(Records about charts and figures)
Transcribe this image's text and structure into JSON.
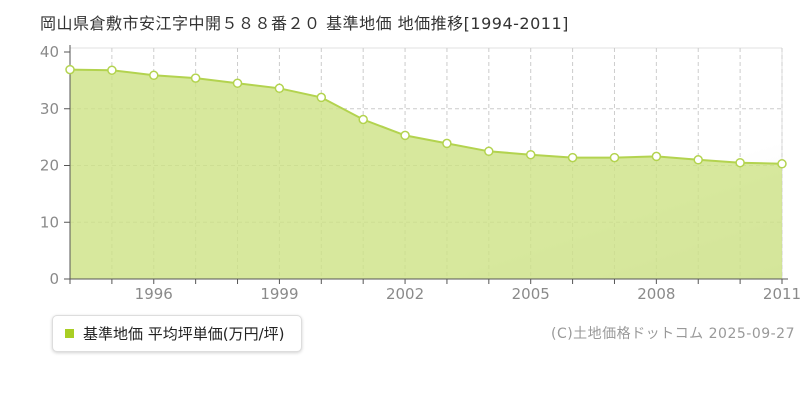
{
  "title": "岡山県倉敷市安江字中開５８８番２０ 基準地価 地価推移[1994-2011]",
  "legend": {
    "label": "基準地価 平均坪単価(万円/坪)",
    "marker_color": "#a9ce24"
  },
  "footer": {
    "copyright": "(C)土地価格ドットコム 2025-09-27"
  },
  "colors": {
    "line": "#b3d34f",
    "fill": "#cde284",
    "marker_fill": "#ffffff",
    "grid": "#cccccc",
    "plot_border": "#e0e0e0",
    "axis": "#555555",
    "tick_label": "#8a8a8a",
    "title_text": "#333333"
  },
  "chart_data": {
    "type": "area",
    "title": "岡山県倉敷市安江字中開５８８番２０ 基準地価 地価推移[1994-2011]",
    "series_name": "基準地価 平均坪単価(万円/坪)",
    "x": [
      1994,
      1995,
      1996,
      1997,
      1998,
      1999,
      2000,
      2001,
      2002,
      2003,
      2004,
      2005,
      2006,
      2007,
      2008,
      2009,
      2010,
      2011
    ],
    "values": [
      36.9,
      36.8,
      35.9,
      35.4,
      34.5,
      33.6,
      32.0,
      28.1,
      25.3,
      23.9,
      22.5,
      21.9,
      21.4,
      21.4,
      21.6,
      21.0,
      20.5,
      20.3
    ],
    "xlabel": "",
    "ylabel": "平均坪単価(万円/坪)",
    "ylim": [
      0,
      40
    ],
    "yticks": [
      0,
      10,
      20,
      30,
      40
    ],
    "xticks": [
      1996,
      1999,
      2002,
      2005,
      2008,
      2011
    ],
    "grid": true,
    "marker": "circle-white",
    "legend_position": "bottom-left"
  }
}
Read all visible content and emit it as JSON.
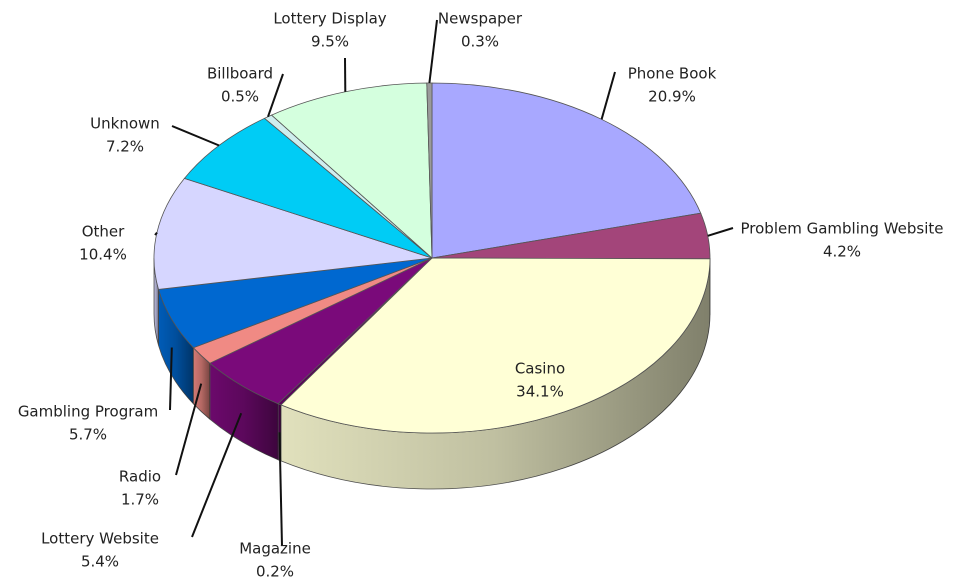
{
  "chart_data": {
    "type": "pie3d",
    "categories": [
      "Phone Book",
      "Problem Gambling Website",
      "Casino",
      "Magazine",
      "Lottery Website",
      "Radio",
      "Gambling Program",
      "Other",
      "Unknown",
      "Billboard",
      "Lottery Display",
      "Newspaper"
    ],
    "values": [
      20.9,
      4.2,
      34.1,
      0.2,
      5.4,
      1.7,
      5.7,
      10.4,
      7.2,
      0.5,
      9.5,
      0.3
    ],
    "value_labels": [
      "20.9%",
      "4.2%",
      "34.1%",
      "0.2%",
      "5.4%",
      "1.7%",
      "5.7%",
      "10.4%",
      "7.2%",
      "0.5%",
      "9.5%",
      "0.3%"
    ],
    "colors": [
      "#a8a8ff",
      "#a3457a",
      "#ffffd6",
      "#5a005a",
      "#7a0a7a",
      "#f08a84",
      "#0068d0",
      "#d6d6ff",
      "#00ccf5",
      "#cfeeee",
      "#d4ffde",
      "#9a9a9a"
    ]
  }
}
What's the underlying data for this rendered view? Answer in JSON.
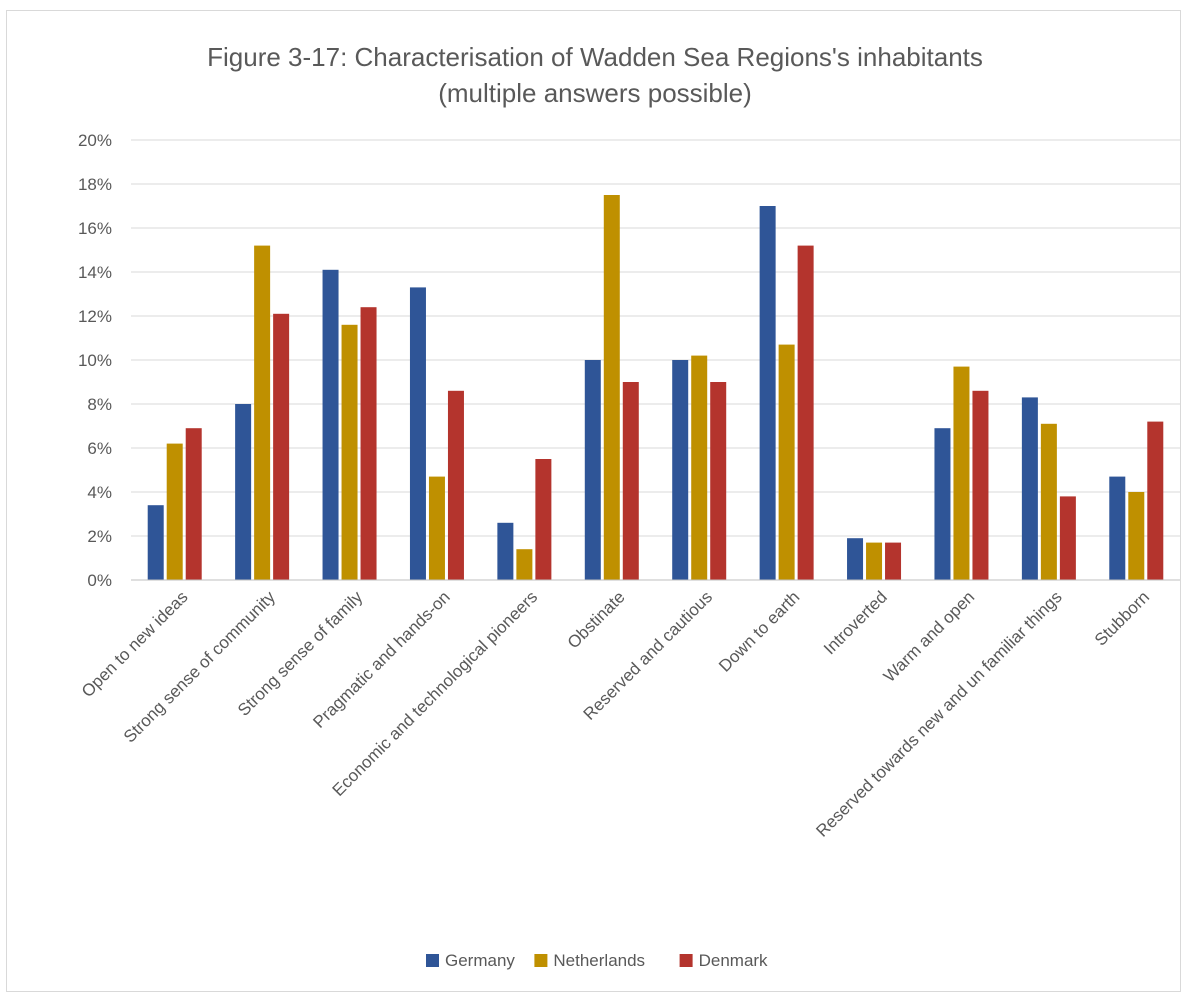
{
  "chart_data": {
    "type": "bar",
    "title_line1": "Figure 3-17: Characterisation of Wadden Sea Regions's inhabitants",
    "title_line2": "(multiple answers possible)",
    "xlabel": "",
    "ylabel": "",
    "ylim": [
      0,
      20
    ],
    "y_unit": "%",
    "y_ticks": [
      "0%",
      "2%",
      "4%",
      "6%",
      "8%",
      "10%",
      "12%",
      "14%",
      "16%",
      "18%",
      "20%"
    ],
    "grid": true,
    "legend_position": "bottom",
    "categories": [
      "Open to new ideas",
      "Strong sense of community",
      "Strong sense of family",
      "Pragmatic  and hands-on",
      "Economic and technological pioneers",
      "Obstinate",
      "Reserved and cautious",
      "Down to earth",
      "Introverted",
      "Warm and open",
      "Reserved towards new and un familiar things",
      "Stubborn"
    ],
    "series": [
      {
        "name": "Germany",
        "color": "#2f5597",
        "values": [
          3.4,
          8.0,
          14.1,
          13.3,
          2.6,
          10.0,
          10.0,
          17.0,
          1.9,
          6.9,
          8.3,
          4.7
        ]
      },
      {
        "name": "Netherlands",
        "color": "#bf9000",
        "values": [
          6.2,
          15.2,
          11.6,
          4.7,
          1.4,
          17.5,
          10.2,
          10.7,
          1.7,
          9.7,
          7.1,
          4.0
        ]
      },
      {
        "name": "Denmark",
        "color": "#b4342d",
        "values": [
          6.9,
          12.1,
          12.4,
          8.6,
          5.5,
          9.0,
          9.0,
          15.2,
          1.7,
          8.6,
          3.8,
          7.2
        ]
      }
    ]
  }
}
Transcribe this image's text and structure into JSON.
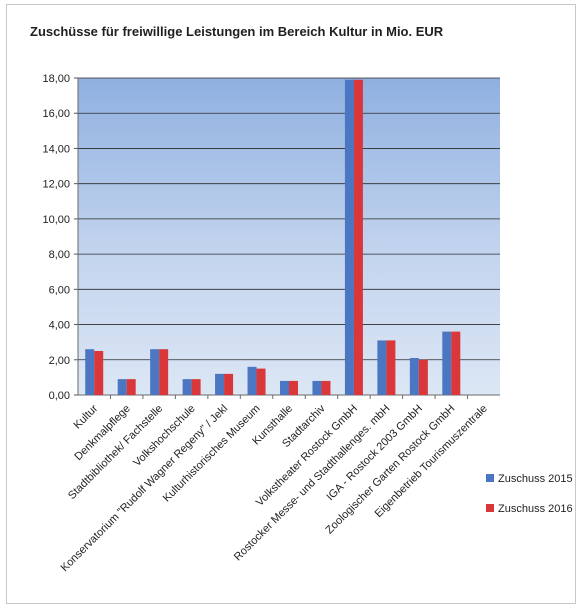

WRITTEN REQUEST -
Show the lines of the material that contain the word "平均坪単価".

FINAL RESULT -
    "label": "基準地価 平均坪単価(万円/坪)",
    "series_name": "基準地価 平均坪単価(万円/坪)",
    "ylabel": "平均坪単価(万円/坪)",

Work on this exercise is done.